• [SOURCE INFORMATION]
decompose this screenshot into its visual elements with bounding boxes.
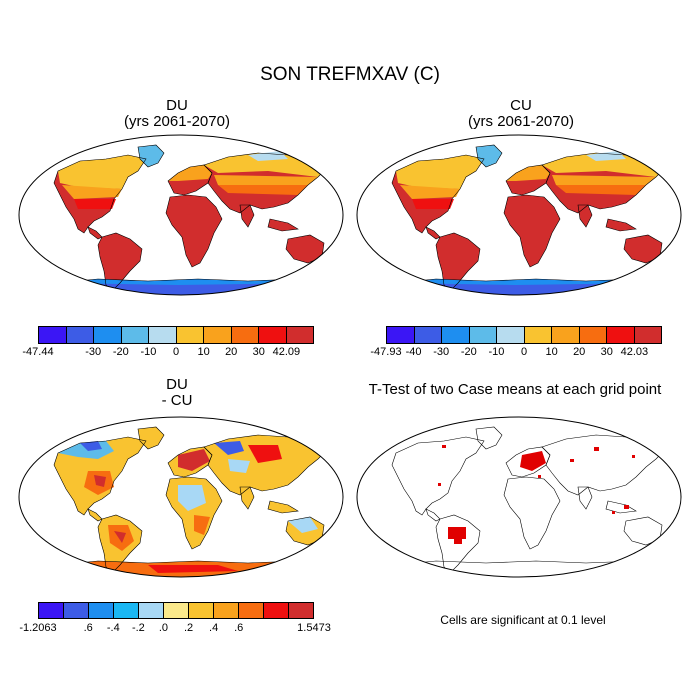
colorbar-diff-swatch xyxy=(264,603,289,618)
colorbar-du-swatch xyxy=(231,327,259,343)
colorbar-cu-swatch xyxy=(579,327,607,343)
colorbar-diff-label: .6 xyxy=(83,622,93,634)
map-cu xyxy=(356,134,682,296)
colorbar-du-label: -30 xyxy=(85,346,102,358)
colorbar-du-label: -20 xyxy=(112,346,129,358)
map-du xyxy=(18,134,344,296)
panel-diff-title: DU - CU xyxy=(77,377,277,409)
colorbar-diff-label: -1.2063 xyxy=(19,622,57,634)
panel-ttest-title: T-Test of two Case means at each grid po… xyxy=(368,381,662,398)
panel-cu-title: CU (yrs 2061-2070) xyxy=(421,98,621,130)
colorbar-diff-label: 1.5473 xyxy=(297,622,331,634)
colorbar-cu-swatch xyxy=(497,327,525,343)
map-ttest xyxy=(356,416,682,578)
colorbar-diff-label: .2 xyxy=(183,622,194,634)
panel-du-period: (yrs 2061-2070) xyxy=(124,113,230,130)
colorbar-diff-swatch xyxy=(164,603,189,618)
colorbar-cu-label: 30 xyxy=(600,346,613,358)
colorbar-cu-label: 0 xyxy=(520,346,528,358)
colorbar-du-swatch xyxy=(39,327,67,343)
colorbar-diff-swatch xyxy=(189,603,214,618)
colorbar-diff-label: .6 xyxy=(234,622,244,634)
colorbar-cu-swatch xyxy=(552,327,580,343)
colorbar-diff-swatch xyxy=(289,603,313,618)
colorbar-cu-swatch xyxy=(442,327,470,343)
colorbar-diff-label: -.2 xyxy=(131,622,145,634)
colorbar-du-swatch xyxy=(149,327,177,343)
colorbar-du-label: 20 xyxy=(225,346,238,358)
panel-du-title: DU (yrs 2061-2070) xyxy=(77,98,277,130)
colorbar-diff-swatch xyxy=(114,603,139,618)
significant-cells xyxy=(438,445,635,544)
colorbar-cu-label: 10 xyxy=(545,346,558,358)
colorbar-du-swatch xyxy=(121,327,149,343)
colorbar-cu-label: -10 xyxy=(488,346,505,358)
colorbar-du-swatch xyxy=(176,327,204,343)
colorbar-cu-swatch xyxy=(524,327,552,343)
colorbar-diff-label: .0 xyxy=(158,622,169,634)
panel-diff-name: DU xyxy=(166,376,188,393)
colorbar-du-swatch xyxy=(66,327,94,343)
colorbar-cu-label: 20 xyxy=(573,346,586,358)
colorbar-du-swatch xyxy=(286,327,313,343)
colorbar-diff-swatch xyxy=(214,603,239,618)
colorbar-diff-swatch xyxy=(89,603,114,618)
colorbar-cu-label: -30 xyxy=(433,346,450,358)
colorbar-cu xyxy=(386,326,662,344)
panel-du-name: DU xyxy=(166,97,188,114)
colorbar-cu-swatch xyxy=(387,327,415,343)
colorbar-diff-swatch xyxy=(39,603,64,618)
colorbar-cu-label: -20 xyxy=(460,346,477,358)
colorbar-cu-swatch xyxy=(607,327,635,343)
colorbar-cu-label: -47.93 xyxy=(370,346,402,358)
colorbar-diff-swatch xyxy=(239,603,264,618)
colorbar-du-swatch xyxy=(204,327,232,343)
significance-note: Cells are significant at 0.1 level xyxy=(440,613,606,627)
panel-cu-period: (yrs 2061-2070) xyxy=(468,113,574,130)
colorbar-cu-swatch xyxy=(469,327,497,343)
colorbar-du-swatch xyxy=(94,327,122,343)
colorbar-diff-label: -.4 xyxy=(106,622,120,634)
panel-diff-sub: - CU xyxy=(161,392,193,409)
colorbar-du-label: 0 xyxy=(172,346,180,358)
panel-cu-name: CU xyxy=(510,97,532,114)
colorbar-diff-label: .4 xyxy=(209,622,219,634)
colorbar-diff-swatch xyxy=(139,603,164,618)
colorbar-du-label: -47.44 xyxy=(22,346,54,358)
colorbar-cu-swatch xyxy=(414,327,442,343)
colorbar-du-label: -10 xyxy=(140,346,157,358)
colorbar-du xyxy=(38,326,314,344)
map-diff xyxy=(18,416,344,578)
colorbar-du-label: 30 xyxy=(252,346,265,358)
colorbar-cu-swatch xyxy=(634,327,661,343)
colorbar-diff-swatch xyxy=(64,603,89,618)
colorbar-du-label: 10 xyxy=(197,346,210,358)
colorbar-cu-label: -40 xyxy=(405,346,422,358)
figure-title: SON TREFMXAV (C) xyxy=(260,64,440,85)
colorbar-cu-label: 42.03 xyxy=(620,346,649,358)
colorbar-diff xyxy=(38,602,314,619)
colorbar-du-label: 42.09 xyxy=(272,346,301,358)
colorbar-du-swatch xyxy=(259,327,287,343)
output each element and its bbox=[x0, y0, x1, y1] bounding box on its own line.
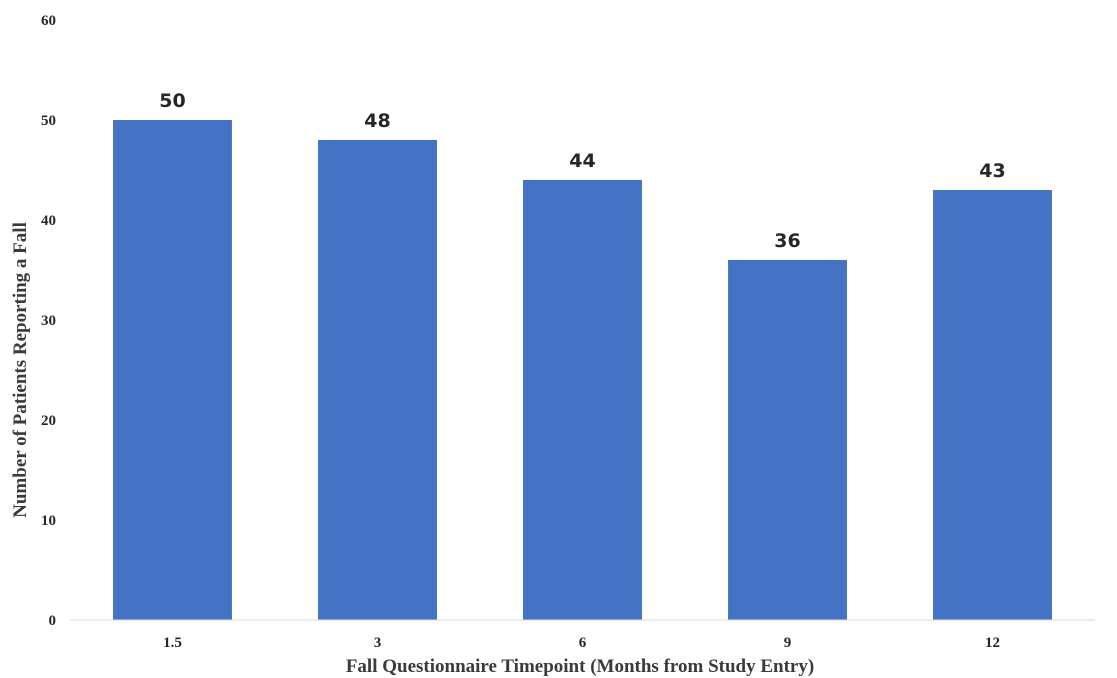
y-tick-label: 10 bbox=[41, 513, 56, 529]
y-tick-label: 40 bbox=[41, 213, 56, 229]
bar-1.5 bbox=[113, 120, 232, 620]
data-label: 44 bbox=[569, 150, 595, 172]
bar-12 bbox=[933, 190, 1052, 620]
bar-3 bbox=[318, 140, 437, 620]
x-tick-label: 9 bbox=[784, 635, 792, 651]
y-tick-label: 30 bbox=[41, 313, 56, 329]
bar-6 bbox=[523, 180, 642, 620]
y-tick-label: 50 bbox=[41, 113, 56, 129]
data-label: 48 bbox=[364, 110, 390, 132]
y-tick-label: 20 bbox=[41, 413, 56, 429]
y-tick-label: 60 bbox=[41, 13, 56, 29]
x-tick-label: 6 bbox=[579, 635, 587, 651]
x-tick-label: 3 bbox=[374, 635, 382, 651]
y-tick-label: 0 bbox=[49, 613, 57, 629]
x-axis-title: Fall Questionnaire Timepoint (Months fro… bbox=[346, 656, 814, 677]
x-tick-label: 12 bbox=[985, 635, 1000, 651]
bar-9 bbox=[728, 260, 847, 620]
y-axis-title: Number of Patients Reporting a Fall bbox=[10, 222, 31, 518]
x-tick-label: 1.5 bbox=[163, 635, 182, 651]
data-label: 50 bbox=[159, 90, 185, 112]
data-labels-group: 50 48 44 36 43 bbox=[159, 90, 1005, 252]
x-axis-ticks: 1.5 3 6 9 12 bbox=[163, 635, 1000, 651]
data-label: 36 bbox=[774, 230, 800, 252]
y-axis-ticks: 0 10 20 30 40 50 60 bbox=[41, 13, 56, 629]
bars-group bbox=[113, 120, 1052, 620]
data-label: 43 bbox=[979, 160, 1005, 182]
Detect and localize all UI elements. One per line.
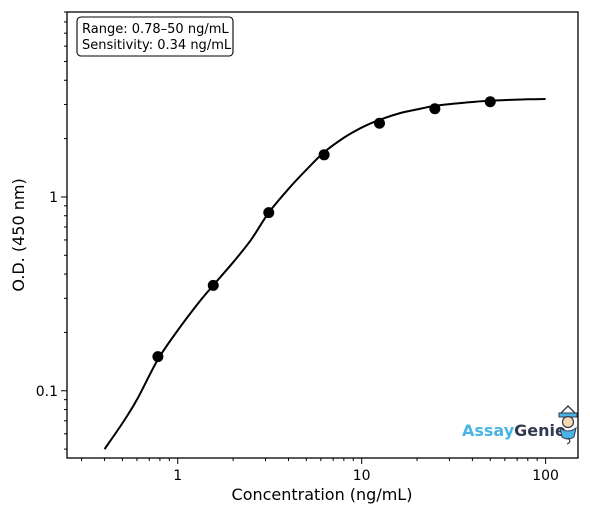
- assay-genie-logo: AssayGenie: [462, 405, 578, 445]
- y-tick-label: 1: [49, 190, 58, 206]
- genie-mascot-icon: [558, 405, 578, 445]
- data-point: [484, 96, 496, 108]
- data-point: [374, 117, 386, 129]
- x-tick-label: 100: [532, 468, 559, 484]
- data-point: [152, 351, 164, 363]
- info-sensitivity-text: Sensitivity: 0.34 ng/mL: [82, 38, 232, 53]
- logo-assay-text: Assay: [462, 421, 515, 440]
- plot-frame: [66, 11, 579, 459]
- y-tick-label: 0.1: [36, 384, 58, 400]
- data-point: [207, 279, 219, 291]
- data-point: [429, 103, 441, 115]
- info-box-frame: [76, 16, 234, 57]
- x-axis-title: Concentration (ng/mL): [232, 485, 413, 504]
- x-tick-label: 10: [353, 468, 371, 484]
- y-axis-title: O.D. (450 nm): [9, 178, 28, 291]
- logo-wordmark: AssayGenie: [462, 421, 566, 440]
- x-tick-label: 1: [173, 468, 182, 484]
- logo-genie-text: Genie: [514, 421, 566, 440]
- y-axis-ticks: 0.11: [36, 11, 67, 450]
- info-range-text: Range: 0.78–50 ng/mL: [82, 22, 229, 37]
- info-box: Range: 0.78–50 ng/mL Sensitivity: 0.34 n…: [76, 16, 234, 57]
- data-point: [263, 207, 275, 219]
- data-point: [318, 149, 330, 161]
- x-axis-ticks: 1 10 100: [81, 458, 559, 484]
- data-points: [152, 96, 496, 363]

• [EXERCISE] Lines in the data that hold "AssayGenie" must be located and copied.

• [TASK ANSWER]
- assay-genie-logo: AssayGenie: [462, 405, 578, 445]
- logo-wordmark: AssayGenie: [462, 421, 566, 440]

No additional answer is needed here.